= Exercise data =
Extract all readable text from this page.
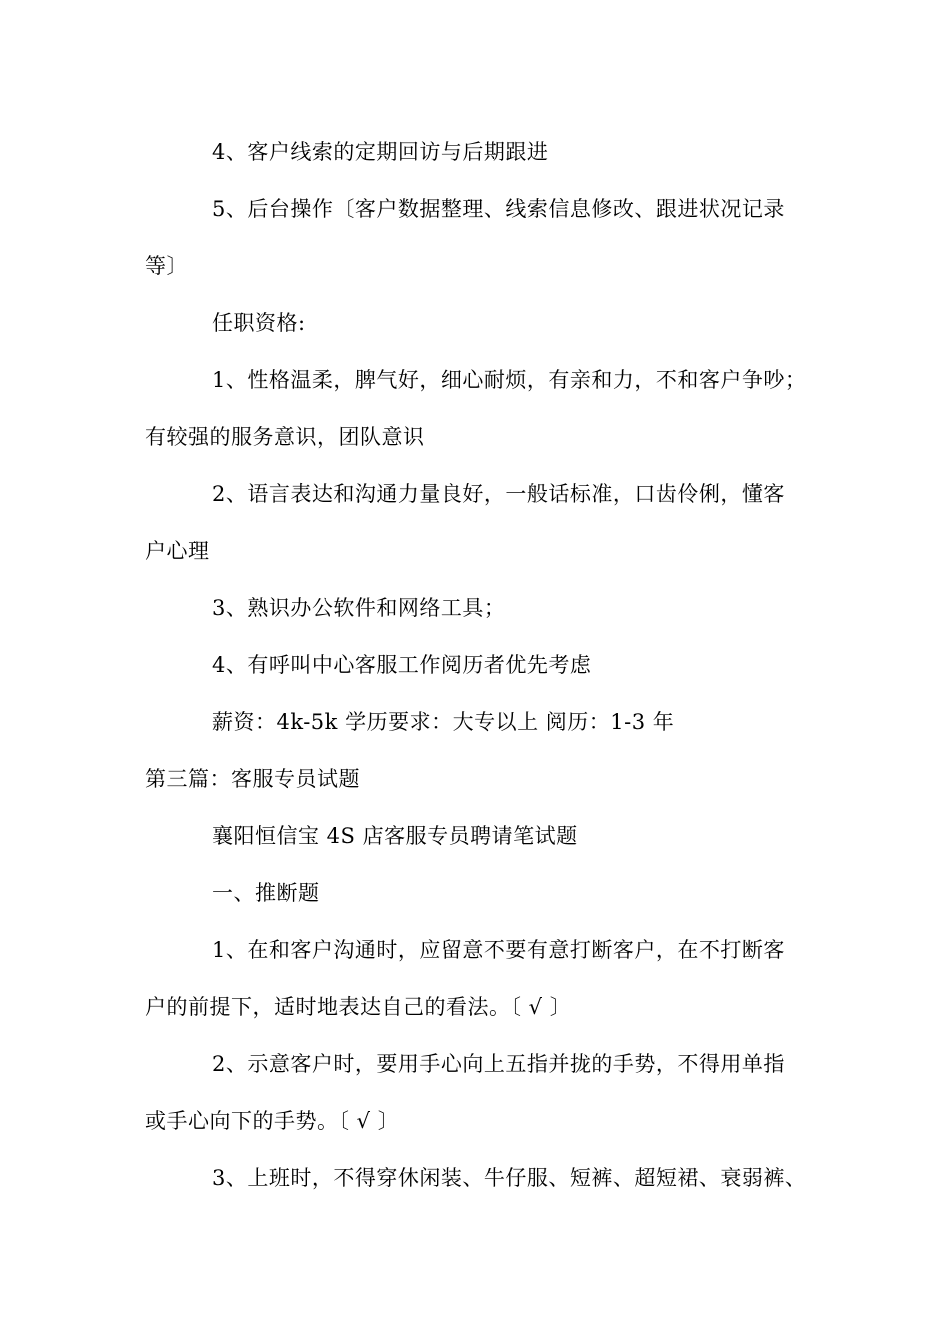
4、客户线索的定期回访与后期跟进
5、后台操作〔客户数据整理、线索信息修改、跟进状况记录
等〕
任职资格:
1、性格温柔，脾气好，细心耐烦，有亲和力，不和客户争吵；
有较强的服务意识，团队意识
2、语言表达和沟通力量良好，一般话标准，口齿伶俐，懂客
户心理
3、熟识办公软件和网络工具；
4、有呼叫中心客服工作阅历者优先考虑
薪资：4k-5k 学历要求：大专以上 阅历：1-3 年
第三篇：客服专员试题
襄阳恒信宝 4S 店客服专员聘请笔试题
一、推断题
1、在和客户沟通时，应留意不要有意打断客户，在不打断客
户的前提下，适时地表达自己的看法。〔 √ 〕
2、示意客户时，要用手心向上五指并拢的手势，不得用单指
或手心向下的手势。〔 √ 〕
3、上班时，不得穿休闲装、牛仔服、短裤、超短裙、衰弱裤、
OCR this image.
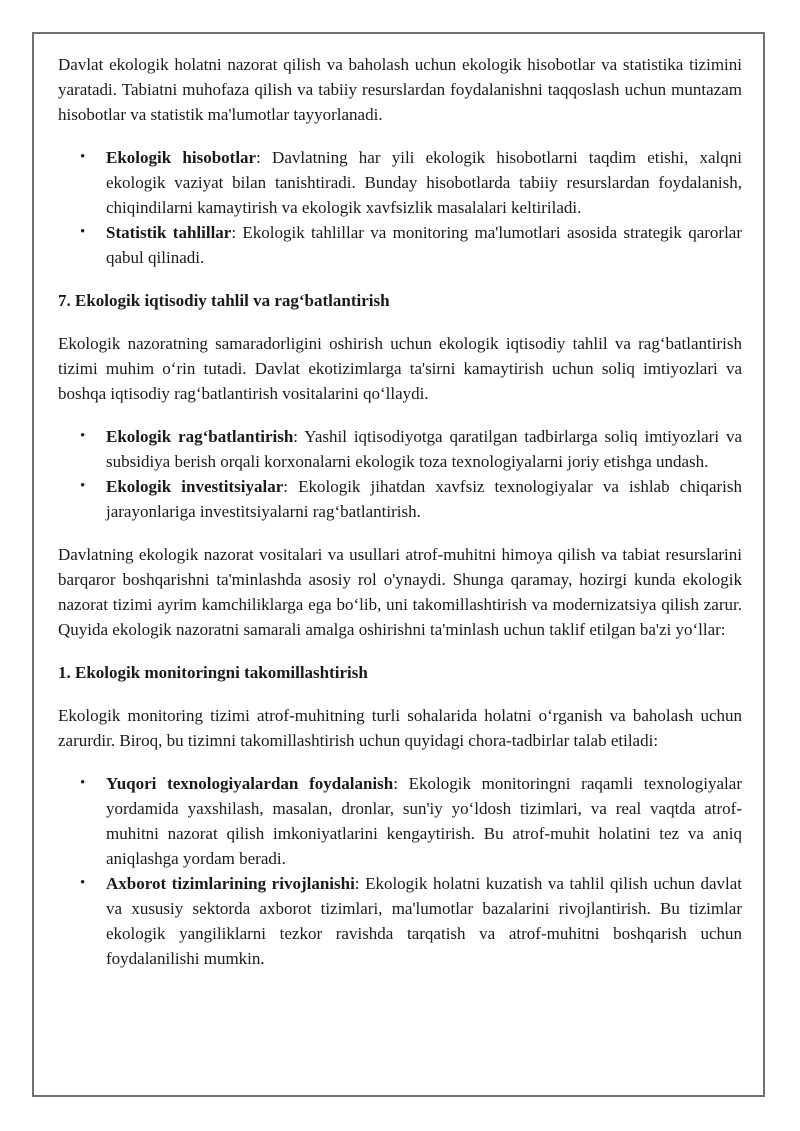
Davlat ekologik holatni nazorat qilish va baholash uchun ekologik hisobotlar va statistika tizimini yaratadi. Tabiatni muhofaza qilish va tabiiy resurslardan foydalanishni taqqoslash uchun muntazam hisobotlar va statistik ma'lumotlar tayyorlanadi.

• Ekologik hisobotlar: Davlatning har yili ekologik hisobotlarni taqdim etishi, xalqni ekologik vaziyat bilan tanishtiradi. Bunday hisobotlarda tabiiy resurslardan foydalanish, chiqindilarni kamaytirish va ekologik xavfsizlik masalalari keltiriladi.
• Statistik tahlillar: Ekologik tahlillar va monitoring ma'lumotlari asosida strategik qarorlar qabul qilinadi.

7. Ekologik iqtisodiy tahlil va rag‘batlantirish

Ekologik nazoratning samaradorligini oshirish uchun ekologik iqtisodiy tahlil va rag‘batlantirish tizimi muhim o‘rin tutadi. Davlat ekotizimlarga ta'sirni kamaytirish uchun soliq imtiyozlari va boshqa iqtisodiy rag‘batlantirish vositalarini qo‘llaydi.

• Ekologik rag‘batlantirish: Yashil iqtisodiyotga qaratilgan tadbirlarga soliq imtiyozlari va subsidiya berish orqali korxonalarni ekologik toza texnologiyalarni joriy etishga undash.
• Ekologik investitsiyalar: Ekologik jihatdan xavfsiz texnologiyalar va ishlab chiqarish jarayonlariga investitsiyalarni rag‘batlantirish.

Davlatning ekologik nazorat vositalari va usullari atrof-muhitni himoya qilish va tabiat resurslarini barqaror boshqarishni ta'minlashda asosiy rol o'ynaydi. Shunga qaramay, hozirgi kunda ekologik nazorat tizimi ayrim kamchiliklarga ega bo‘lib, uni takomillashtirish va modernizatsiya qilish zarur. Quyida ekologik nazoratni samarali amalga oshirishni ta'minlash uchun taklif etilgan ba'zi yo‘llar:

1. Ekologik monitoringni takomillashtirish

Ekologik monitoring tizimi atrof-muhitning turli sohalarida holatni o‘rganish va baholash uchun zarurdir. Biroq, bu tizimni takomillashtirish uchun quyidagi chora-tadbirlar talab etiladi:

• Yuqori texnologiyalardan foydalanish: Ekologik monitoringni raqamli texnologiyalar yordamida yaxshilash, masalan, dronlar, sun'iy yo‘ldosh tizimlari, va real vaqtda atrof-muhitni nazorat qilish imkoniyatlarini kengaytirish. Bu atrof-muhit holatini tez va aniq aniqlashga yordam beradi.
• Axborot tizimlarining rivojlanishi: Ekologik holatni kuzatish va tahlil qilish uchun davlat va xususiy sektorda axborot tizimlari, ma'lumotlar bazalarini rivojlantirish. Bu tizimlar ekologik yangiliklarni tezkor ravishda tarqatish va atrof-muhitni boshqarish uchun foydalanilishi mumkin.
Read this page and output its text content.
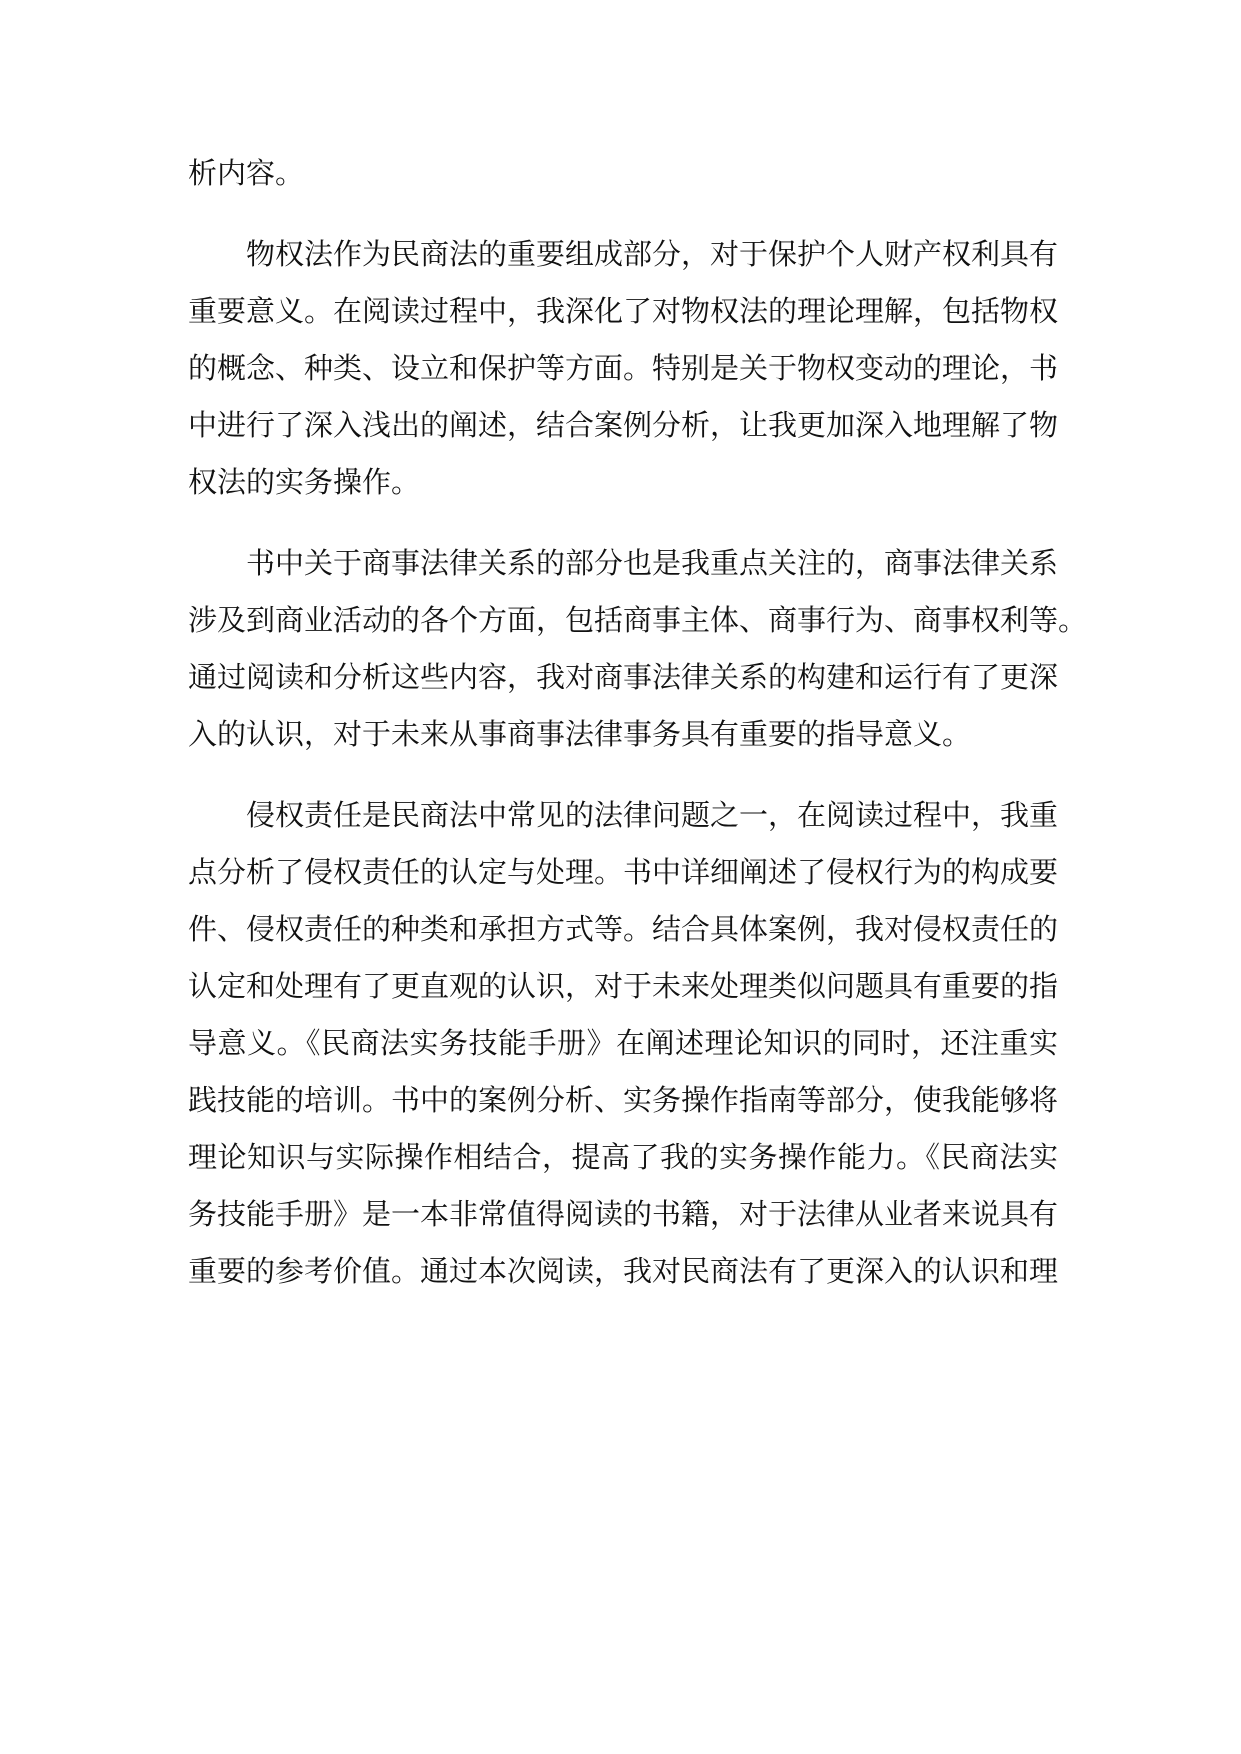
析内容。
物权法作为民商法的重要组成部分，对于保护个人财产权利具有
重要意义。在阅读过程中，我深化了对物权法的理论理解，包括物权
的概念、种类、设立和保护等方面。特别是关于物权变动的理论，书
中进行了深入浅出的阐述，结合案例分析，让我更加深入地理解了物
权法的实务操作。
书中关于商事法律关系的部分也是我重点关注的，商事法律关系
涉及到商业活动的各个方面，包括商事主体、商事行为、商事权利等。
通过阅读和分析这些内容，我对商事法律关系的构建和运行有了更深
入的认识，对于未来从事商事法律事务具有重要的指导意义。
侵权责任是民商法中常见的法律问题之一，在阅读过程中，我重
点分析了侵权责任的认定与处理。书中详细阐述了侵权行为的构成要
件、侵权责任的种类和承担方式等。结合具体案例，我对侵权责任的
认定和处理有了更直观的认识，对于未来处理类似问题具有重要的指
导意义。《民商法实务技能手册》在阐述理论知识的同时，还注重实
践技能的培训。书中的案例分析、实务操作指南等部分，使我能够将
理论知识与实际操作相结合，提高了我的实务操作能力。《民商法实
务技能手册》是一本非常值得阅读的书籍，对于法律从业者来说具有
重要的参考价值。通过本次阅读，我对民商法有了更深入的认识和理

= Instructions to follow =
Working from the material above, transcribe it exactly while omitting pictures.

= Correct response =
Extract all readable text from this page.
4、客户线索的定期回访与后期跟进
5、后台操作〔客户数据整理、线索信息修改、跟进状况记录
等〕
任职资格:
1、性格温柔，脾气好，细心耐烦，有亲和力，不和客户争吵；
有较强的服务意识，团队意识
2、语言表达和沟通力量良好，一般话标准，口齿伶俐，懂客
户心理
3、熟识办公软件和网络工具；
4、有呼叫中心客服工作阅历者优先考虑
薪资：4k-5k 学历要求：大专以上 阅历：1-3 年
第三篇：客服专员试题
襄阳恒信宝 4S 店客服专员聘请笔试题
一、推断题
1、在和客户沟通时，应留意不要有意打断客户，在不打断客
户的前提下，适时地表达自己的看法。〔 √ 〕
2、示意客户时，要用手心向上五指并拢的手势，不得用单指
或手心向下的手势。〔 √ 〕
3、上班时，不得穿休闲装、牛仔服、短裤、超短裙、衰弱裤、
OCR this image.
Davlat ekologik holatni nazorat qilish va baholash uchun ekologik hisobotlar va statistika tizimini yaratadi. Tabiatni muhofaza qilish va tabiiy resurslardan foydalanishni taqqoslash uchun muntazam hisobotlar va statistik ma'lumotlar tayyorlanadi.

• Ekologik hisobotlar: Davlatning har yili ekologik hisobotlarni taqdim etishi, xalqni ekologik vaziyat bilan tanishtiradi. Bunday hisobotlarda tabiiy resurslardan foydalanish, chiqindilarni kamaytirish va ekologik xavfsizlik masalalari keltiriladi.
• Statistik tahlillar: Ekologik tahlillar va monitoring ma'lumotlari asosida strategik qarorlar qabul qilinadi.

7. Ekologik iqtisodiy tahlil va rag‘batlantirish

Ekologik nazoratning samaradorligini oshirish uchun ekologik iqtisodiy tahlil va rag‘batlantirish tizimi muhim o‘rin tutadi. Davlat ekotizimlarga ta'sirni kamaytirish uchun soliq imtiyozlari va boshqa iqtisodiy rag‘batlantirish vositalarini qo‘llaydi.

• Ekologik rag‘batlantirish: Yashil iqtisodiyotga qaratilgan tadbirlarga soliq imtiyozlari va subsidiya berish orqali korxonalarni ekologik toza texnologiyalarni joriy etishga undash.
• Ekologik investitsiyalar: Ekologik jihatdan xavfsiz texnologiyalar va ishlab chiqarish jarayonlariga investitsiyalarni rag‘batlantirish.

Davlatning ekologik nazorat vositalari va usullari atrof-muhitni himoya qilish va tabiat resurslarini barqaror boshqarishni ta'minlashda asosiy rol o'ynaydi. Shunga qaramay, hozirgi kunda ekologik nazorat tizimi ayrim kamchiliklarga ega bo‘lib, uni takomillashtirish va modernizatsiya qilish zarur. Quyida ekologik nazoratni samarali amalga oshirishni ta'minlash uchun taklif etilgan ba'zi yo‘llar:

1. Ekologik monitoringni takomillashtirish

Ekologik monitoring tizimi atrof-muhitning turli sohalarida holatni o‘rganish va baholash uchun zarurdir. Biroq, bu tizimni takomillashtirish uchun quyidagi chora-tadbirlar talab etiladi:

• Yuqori texnologiyalardan foydalanish: Ekologik monitoringni raqamli texnologiyalar yordamida yaxshilash, masalan, dronlar, sun'iy yo‘ldosh tizimlari, va real vaqtda atrof-muhitni nazorat qilish imkoniyatlarini kengaytirish. Bu atrof-muhit holatini tez va aniq aniqlashga yordam beradi.
• Axborot tizimlarining rivojlanishi: Ekologik holatni kuzatish va tahlil qilish uchun davlat va xususiy sektorda axborot tizimlari, ma'lumotlar bazalarini rivojlantirish. Bu tizimlar ekologik yangiliklarni tezkor ravishda tarqatish va atrof-muhitni boshqarish uchun foydalanilishi mumkin.
Read this page and output its text content.
析内容。
物权法作为民商法的重要组成部分，对于保护个人财产权利具有
重要意义。在阅读过程中，我深化了对物权法的理论理解，包括物权
的概念、种类、设立和保护等方面。特别是关于物权变动的理论，书
中进行了深入浅出的阐述，结合案例分析，让我更加深入地理解了物
权法的实务操作。
书中关于商事法律关系的部分也是我重点关注的，商事法律关系
涉及到商业活动的各个方面，包括商事主体、商事行为、商事权利等。
通过阅读和分析这些内容，我对商事法律关系的构建和运行有了更深
入的认识，对于未来从事商事法律事务具有重要的指导意义。
侵权责任是民商法中常见的法律问题之一，在阅读过程中，我重
点分析了侵权责任的认定与处理。书中详细阐述了侵权行为的构成要
件、侵权责任的种类和承担方式等。结合具体案例，我对侵权责任的
认定和处理有了更直观的认识，对于未来处理类似问题具有重要的指
导意义。《民商法实务技能手册》在阐述理论知识的同时，还注重实
践技能的培训。书中的案例分析、实务操作指南等部分，使我能够将
理论知识与实际操作相结合，提高了我的实务操作能力。《民商法实
务技能手册》是一本非常值得阅读的书籍，对于法律从业者来说具有
重要的参考价值。通过本次阅读，我对民商法有了更深入的认识和理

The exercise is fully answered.